====== Data excerpts ======
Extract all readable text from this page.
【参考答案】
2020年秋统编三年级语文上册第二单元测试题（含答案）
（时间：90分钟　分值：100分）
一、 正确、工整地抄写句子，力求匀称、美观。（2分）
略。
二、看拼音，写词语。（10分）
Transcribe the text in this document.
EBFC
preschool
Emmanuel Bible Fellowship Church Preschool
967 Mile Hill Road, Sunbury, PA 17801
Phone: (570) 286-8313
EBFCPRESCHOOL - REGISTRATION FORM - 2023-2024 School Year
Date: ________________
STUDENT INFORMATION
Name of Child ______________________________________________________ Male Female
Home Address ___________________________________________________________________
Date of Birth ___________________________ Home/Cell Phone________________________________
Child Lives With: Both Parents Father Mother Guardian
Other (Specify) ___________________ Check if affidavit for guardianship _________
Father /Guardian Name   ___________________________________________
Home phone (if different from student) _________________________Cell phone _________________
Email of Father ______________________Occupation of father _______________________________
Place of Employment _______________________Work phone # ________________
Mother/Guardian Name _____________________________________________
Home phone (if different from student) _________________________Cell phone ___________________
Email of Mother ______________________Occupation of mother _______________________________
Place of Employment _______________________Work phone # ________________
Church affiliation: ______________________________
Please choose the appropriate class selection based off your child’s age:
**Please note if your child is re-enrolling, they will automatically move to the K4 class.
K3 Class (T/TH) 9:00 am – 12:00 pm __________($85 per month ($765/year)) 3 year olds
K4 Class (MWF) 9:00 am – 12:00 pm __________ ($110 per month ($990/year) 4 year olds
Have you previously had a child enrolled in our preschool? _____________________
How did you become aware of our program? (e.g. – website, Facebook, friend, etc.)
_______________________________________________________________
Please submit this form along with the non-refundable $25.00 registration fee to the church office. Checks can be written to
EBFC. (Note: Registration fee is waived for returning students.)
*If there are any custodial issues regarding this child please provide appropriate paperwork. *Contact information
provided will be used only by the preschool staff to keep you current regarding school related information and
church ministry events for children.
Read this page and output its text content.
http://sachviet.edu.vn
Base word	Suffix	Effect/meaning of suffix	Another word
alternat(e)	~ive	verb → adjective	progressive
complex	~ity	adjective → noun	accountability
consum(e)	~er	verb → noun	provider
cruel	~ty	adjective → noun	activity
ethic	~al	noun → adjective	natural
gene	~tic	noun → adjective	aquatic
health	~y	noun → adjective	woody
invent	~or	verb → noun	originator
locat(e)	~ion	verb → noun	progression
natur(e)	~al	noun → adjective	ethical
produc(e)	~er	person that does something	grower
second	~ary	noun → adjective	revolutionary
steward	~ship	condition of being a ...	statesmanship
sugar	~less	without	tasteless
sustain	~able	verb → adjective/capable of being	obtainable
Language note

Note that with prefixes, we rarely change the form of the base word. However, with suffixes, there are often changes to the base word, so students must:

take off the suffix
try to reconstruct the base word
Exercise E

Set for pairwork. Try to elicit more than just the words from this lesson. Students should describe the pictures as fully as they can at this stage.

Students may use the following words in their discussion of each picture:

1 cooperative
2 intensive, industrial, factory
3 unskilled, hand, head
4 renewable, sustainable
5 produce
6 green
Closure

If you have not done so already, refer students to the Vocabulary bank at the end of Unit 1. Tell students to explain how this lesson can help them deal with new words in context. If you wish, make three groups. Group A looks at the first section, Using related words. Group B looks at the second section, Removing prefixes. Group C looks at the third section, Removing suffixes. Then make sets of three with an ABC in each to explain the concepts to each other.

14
======
> **Exercise goal**
Report all lines of the data above that include the string "each".

> **Answer to the problem**
Students may use the following words in their discussion of each picture:
If you have not done so already, refer students to the Vocabulary bank at the end of Unit 1. Tell students to explain how this lesson can help them deal with new words in context. If you wish, make three groups. Group A looks at the first section, Using related words. Group B looks at the second section, Removing prefixes. Group C looks at the third section, Removing suffixes. Then make sets of three with an ABC in each to explain the concepts to each other.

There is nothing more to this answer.